* _PROBLEM DETAILS_: Reproduce every one of the following items word for word, keeping the lines in their original order.

* * * * *

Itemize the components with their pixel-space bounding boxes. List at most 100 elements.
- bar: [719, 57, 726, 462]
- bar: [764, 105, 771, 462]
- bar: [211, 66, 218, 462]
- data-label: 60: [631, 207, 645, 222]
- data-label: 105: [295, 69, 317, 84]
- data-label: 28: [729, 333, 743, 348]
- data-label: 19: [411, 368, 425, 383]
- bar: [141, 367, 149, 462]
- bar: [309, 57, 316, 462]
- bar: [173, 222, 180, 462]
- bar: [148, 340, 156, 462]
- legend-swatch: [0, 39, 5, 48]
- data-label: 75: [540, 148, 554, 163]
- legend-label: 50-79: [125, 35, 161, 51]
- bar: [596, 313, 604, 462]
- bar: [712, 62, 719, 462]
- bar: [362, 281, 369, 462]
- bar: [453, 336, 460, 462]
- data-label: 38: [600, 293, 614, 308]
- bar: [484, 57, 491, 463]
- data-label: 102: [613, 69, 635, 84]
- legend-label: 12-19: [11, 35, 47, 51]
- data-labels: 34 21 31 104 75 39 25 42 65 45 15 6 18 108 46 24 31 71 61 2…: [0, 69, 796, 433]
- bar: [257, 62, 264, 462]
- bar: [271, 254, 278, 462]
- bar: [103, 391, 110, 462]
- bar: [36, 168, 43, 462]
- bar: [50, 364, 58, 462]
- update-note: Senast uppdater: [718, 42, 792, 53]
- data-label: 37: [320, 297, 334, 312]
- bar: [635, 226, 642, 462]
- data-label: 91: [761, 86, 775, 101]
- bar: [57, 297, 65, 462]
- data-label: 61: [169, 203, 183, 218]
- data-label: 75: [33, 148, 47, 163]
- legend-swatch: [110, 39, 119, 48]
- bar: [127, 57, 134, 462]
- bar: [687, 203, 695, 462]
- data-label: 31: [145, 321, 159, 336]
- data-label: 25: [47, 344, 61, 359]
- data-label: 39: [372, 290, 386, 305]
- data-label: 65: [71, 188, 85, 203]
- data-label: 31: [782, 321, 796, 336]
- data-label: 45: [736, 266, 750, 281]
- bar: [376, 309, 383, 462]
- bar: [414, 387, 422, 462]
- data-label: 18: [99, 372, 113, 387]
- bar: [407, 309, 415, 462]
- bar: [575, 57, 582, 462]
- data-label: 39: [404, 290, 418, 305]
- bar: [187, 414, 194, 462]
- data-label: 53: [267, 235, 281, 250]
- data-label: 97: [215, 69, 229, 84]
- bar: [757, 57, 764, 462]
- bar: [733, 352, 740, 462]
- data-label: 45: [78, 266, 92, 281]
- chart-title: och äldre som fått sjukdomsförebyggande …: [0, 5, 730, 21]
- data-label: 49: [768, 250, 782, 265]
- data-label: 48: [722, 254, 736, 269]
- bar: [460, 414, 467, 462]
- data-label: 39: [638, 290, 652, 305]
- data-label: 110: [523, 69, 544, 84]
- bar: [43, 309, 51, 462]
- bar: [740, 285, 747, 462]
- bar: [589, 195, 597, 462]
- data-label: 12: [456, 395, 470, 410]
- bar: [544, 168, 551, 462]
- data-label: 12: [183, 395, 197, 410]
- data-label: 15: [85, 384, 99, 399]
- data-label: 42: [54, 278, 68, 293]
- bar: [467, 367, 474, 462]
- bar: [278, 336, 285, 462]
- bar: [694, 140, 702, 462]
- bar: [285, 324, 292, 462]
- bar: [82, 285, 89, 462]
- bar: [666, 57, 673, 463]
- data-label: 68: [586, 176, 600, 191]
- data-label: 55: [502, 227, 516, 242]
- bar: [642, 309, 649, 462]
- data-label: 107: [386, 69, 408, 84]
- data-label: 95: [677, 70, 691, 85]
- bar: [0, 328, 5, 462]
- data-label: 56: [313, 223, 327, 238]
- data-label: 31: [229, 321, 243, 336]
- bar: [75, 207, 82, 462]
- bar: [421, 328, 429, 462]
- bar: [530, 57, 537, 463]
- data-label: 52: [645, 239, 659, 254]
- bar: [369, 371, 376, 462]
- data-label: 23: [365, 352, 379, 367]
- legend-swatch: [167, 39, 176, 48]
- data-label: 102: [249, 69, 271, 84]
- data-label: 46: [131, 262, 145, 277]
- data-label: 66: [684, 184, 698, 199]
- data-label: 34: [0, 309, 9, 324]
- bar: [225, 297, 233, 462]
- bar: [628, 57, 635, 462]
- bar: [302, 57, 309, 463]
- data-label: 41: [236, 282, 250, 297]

* * * * *

* _SOLUTION_:
Itemize the components with their pixel-space bounding boxes. List at most 100 elements.
- bar: [719, 57, 726, 462]
- bar: [764, 105, 771, 462]
- bar: [211, 66, 218, 462]
- data-label: 60: [631, 207, 645, 222]
- data-label: 105: [295, 69, 317, 84]
- data-label: 28: [729, 333, 743, 348]
- data-label: 19: [411, 368, 425, 383]
- bar: [141, 367, 149, 462]
- bar: [309, 57, 316, 462]
- bar: [173, 222, 180, 462]
- bar: [148, 340, 156, 462]
- legend-swatch: [0, 39, 5, 48]
- data-label: 75: [540, 148, 554, 163]
- legend-label: 50-79: [125, 35, 161, 51]
- bar: [596, 313, 604, 462]
- bar: [712, 62, 719, 462]
- bar: [362, 281, 369, 462]
- bar: [453, 336, 460, 462]
- data-label: 38: [600, 293, 614, 308]
- bar: [484, 57, 491, 463]
- data-label: 102: [613, 69, 635, 84]
- legend-label: 12-19: [11, 35, 47, 51]
- data-labels: 34 21 31 104 75 39 25 42 65 45 15 6 18 108 46 24 31 71 61 2…: [0, 69, 796, 433]
- bar: [257, 62, 264, 462]
- bar: [271, 254, 278, 462]
- bar: [103, 391, 110, 462]
- bar: [36, 168, 43, 462]
- bar: [50, 364, 58, 462]
- update-note: Senast uppdater: [718, 42, 792, 53]
- data-label: 37: [320, 297, 334, 312]
- bar: [635, 226, 642, 462]
- data-label: 91: [761, 86, 775, 101]
- bar: [57, 297, 65, 462]
- data-label: 61: [169, 203, 183, 218]
- data-label: 75: [33, 148, 47, 163]
- legend-swatch: [110, 39, 119, 48]
- bar: [127, 57, 134, 462]
- bar: [687, 203, 695, 462]
- data-label: 31: [145, 321, 159, 336]
- data-label: 25: [47, 344, 61, 359]
- data-label: 39: [372, 290, 386, 305]
- data-label: 65: [71, 188, 85, 203]
- data-label: 31: [782, 321, 796, 336]
- data-label: 45: [736, 266, 750, 281]
- bar: [376, 309, 383, 462]
- bar: [414, 387, 422, 462]
- data-label: 18: [99, 372, 113, 387]
- bar: [407, 309, 415, 462]
- bar: [575, 57, 582, 462]
- data-label: 39: [404, 290, 418, 305]
- bar: [187, 414, 194, 462]
- data-label: 53: [267, 235, 281, 250]
- data-label: 97: [215, 69, 229, 84]
- bar: [757, 57, 764, 462]
- bar: [733, 352, 740, 462]
- data-label: 45: [78, 266, 92, 281]
- chart-title: och äldre som fått sjukdomsförebyggande …: [0, 5, 730, 21]
- data-label: 49: [768, 250, 782, 265]
- data-label: 48: [722, 254, 736, 269]
- bar: [460, 414, 467, 462]
- data-label: 39: [638, 290, 652, 305]
- data-label: 110: [523, 69, 544, 84]
- bar: [43, 309, 51, 462]
- bar: [740, 285, 747, 462]
- bar: [589, 195, 597, 462]
- data-label: 12: [456, 395, 470, 410]
- bar: [544, 168, 551, 462]
- data-label: 12: [183, 395, 197, 410]
- data-label: 15: [85, 384, 99, 399]
- data-label: 42: [54, 278, 68, 293]
- bar: [467, 367, 474, 462]
- bar: [278, 336, 285, 462]
- bar: [694, 140, 702, 462]
- bar: [285, 324, 292, 462]
- bar: [82, 285, 89, 462]
- bar: [666, 57, 673, 463]
- data-label: 68: [586, 176, 600, 191]
- data-label: 55: [502, 227, 516, 242]
- bar: [642, 309, 649, 462]
- data-label: 107: [386, 69, 408, 84]
- data-label: 95: [677, 70, 691, 85]
- bar: [0, 328, 5, 462]
- data-label: 56: [313, 223, 327, 238]
- data-label: 31: [229, 321, 243, 336]
- bar: [75, 207, 82, 462]
- bar: [421, 328, 429, 462]
- bar: [530, 57, 537, 463]
- data-label: 52: [645, 239, 659, 254]
- bar: [369, 371, 376, 462]
- data-label: 23: [365, 352, 379, 367]
- legend-swatch: [167, 39, 176, 48]
- data-label: 102: [249, 69, 271, 84]
- data-label: 46: [131, 262, 145, 277]
- data-label: 66: [684, 184, 698, 199]
- data-label: 34: [0, 309, 9, 324]
- bar: [225, 297, 233, 462]
- bar: [628, 57, 635, 462]
- bar: [302, 57, 309, 463]
- data-label: 41: [236, 282, 250, 297]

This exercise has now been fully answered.